■ ROWS:
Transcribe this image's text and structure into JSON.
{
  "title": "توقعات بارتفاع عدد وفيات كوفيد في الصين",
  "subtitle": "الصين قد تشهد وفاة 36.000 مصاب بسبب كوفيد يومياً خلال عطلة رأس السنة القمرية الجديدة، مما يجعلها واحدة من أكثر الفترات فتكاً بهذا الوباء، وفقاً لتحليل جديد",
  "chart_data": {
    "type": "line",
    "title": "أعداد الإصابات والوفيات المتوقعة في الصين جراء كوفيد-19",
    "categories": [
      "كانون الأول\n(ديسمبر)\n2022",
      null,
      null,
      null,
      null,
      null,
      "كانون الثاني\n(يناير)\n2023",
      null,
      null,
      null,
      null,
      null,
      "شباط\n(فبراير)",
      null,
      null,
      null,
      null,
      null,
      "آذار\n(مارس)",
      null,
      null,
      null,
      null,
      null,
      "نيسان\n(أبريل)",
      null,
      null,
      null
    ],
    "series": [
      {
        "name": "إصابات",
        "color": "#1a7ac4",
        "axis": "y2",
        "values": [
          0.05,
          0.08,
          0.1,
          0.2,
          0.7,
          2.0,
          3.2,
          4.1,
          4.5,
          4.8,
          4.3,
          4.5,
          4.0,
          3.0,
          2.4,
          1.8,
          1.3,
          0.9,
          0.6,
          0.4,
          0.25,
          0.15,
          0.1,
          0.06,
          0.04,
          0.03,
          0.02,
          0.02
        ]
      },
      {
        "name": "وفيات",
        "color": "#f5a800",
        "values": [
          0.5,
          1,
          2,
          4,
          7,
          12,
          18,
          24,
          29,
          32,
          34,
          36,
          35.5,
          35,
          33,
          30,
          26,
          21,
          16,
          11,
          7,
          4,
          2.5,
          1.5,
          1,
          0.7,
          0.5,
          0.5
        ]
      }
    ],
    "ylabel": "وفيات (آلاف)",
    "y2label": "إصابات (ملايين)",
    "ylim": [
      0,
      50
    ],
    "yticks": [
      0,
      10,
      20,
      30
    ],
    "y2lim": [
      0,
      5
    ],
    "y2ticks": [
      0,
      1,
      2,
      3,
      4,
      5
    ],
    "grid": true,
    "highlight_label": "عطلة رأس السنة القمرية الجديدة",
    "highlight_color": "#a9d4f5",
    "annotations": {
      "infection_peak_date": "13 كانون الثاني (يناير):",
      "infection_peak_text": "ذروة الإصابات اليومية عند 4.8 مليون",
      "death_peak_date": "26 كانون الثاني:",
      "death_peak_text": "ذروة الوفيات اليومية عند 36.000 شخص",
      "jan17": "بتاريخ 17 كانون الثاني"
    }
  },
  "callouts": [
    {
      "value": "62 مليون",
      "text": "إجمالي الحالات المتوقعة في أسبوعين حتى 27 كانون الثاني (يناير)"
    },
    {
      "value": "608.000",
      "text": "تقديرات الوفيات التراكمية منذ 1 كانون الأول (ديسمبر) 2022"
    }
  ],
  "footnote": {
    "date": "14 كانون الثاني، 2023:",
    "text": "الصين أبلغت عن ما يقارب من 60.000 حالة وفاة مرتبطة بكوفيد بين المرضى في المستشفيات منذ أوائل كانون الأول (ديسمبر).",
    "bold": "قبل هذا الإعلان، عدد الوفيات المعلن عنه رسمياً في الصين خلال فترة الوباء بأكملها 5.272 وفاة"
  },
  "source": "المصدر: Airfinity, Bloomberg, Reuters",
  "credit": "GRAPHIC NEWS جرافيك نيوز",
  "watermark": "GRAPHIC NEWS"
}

■ AIM OF THE TASK:
Using the material above, print every entry exactly as written.

■ WRITTEN RESPONSE:
Transcribe this image's text and structure into JSON.
{
  "title": "توقعات بارتفاع عدد وفيات كوفيد في الصين",
  "subtitle": "الصين قد تشهد وفاة 36.000 مصاب بسبب كوفيد يومياً خلال عطلة رأس السنة القمرية الجديدة، مما يجعلها واحدة من أكثر الفترات فتكاً بهذا الوباء، وفقاً لتحليل جديد",
  "chart_data": {
    "type": "line",
    "title": "أعداد الإصابات والوفيات المتوقعة في الصين جراء كوفيد-19",
    "categories": [
      "كانون الأول\n(ديسمبر)\n2022",
      null,
      null,
      null,
      null,
      null,
      "كانون الثاني\n(يناير)\n2023",
      null,
      null,
      null,
      null,
      null,
      "شباط\n(فبراير)",
      null,
      null,
      null,
      null,
      null,
      "آذار\n(مارس)",
      null,
      null,
      null,
      null,
      null,
      "نيسان\n(أبريل)",
      null,
      null,
      null
    ],
    "series": [
      {
        "name": "إصابات",
        "color": "#1a7ac4",
        "axis": "y2",
        "values": [
          0.05,
          0.08,
          0.1,
          0.2,
          0.7,
          2.0,
          3.2,
          4.1,
          4.5,
          4.8,
          4.3,
          4.5,
          4.0,
          3.0,
          2.4,
          1.8,
          1.3,
          0.9,
          0.6,
          0.4,
          0.25,
          0.15,
          0.1,
          0.06,
          0.04,
          0.03,
          0.02,
          0.02
        ]
      },
      {
        "name": "وفيات",
        "color": "#f5a800",
        "values": [
          0.5,
          1,
          2,
          4,
          7,
          12,
          18,
          24,
          29,
          32,
          34,
          36,
          35.5,
          35,
          33,
          30,
          26,
          21,
          16,
          11,
          7,
          4,
          2.5,
          1.5,
          1,
          0.7,
          0.5,
          0.5
        ]
      }
    ],
    "ylabel": "وفيات (آلاف)",
    "y2label": "إصابات (ملايين)",
    "ylim": [
      0,
      50
    ],
    "yticks": [
      0,
      10,
      20,
      30
    ],
    "y2lim": [
      0,
      5
    ],
    "y2ticks": [
      0,
      1,
      2,
      3,
      4,
      5
    ],
    "grid": true,
    "highlight_label": "عطلة رأس السنة القمرية الجديدة",
    "highlight_color": "#a9d4f5",
    "annotations": {
      "infection_peak_date": "13 كانون الثاني (يناير):",
      "infection_peak_text": "ذروة الإصابات اليومية عند 4.8 مليون",
      "death_peak_date": "26 كانون الثاني:",
      "death_peak_text": "ذروة الوفيات اليومية عند 36.000 شخص",
      "jan17": "بتاريخ 17 كانون الثاني"
    }
  },
  "callouts": [
    {
      "value": "62 مليون",
      "text": "إجمالي الحالات المتوقعة في أسبوعين حتى 27 كانون الثاني (يناير)"
    },
    {
      "value": "608.000",
      "text": "تقديرات الوفيات التراكمية منذ 1 كانون الأول (ديسمبر) 2022"
    }
  ],
  "footnote": {
    "date": "14 كانون الثاني، 2023:",
    "text": "الصين أبلغت عن ما يقارب من 60.000 حالة وفاة مرتبطة بكوفيد بين المرضى في المستشفيات منذ أوائل كانون الأول (ديسمبر).",
    "bold": "قبل هذا الإعلان، عدد الوفيات المعلن عنه رسمياً في الصين خلال فترة الوباء بأكملها 5.272 وفاة"
  },
  "source": "المصدر: Airfinity, Bloomberg, Reuters",
  "credit": "GRAPHIC NEWS جرافيك نيوز",
  "watermark": "GRAPHIC NEWS"
}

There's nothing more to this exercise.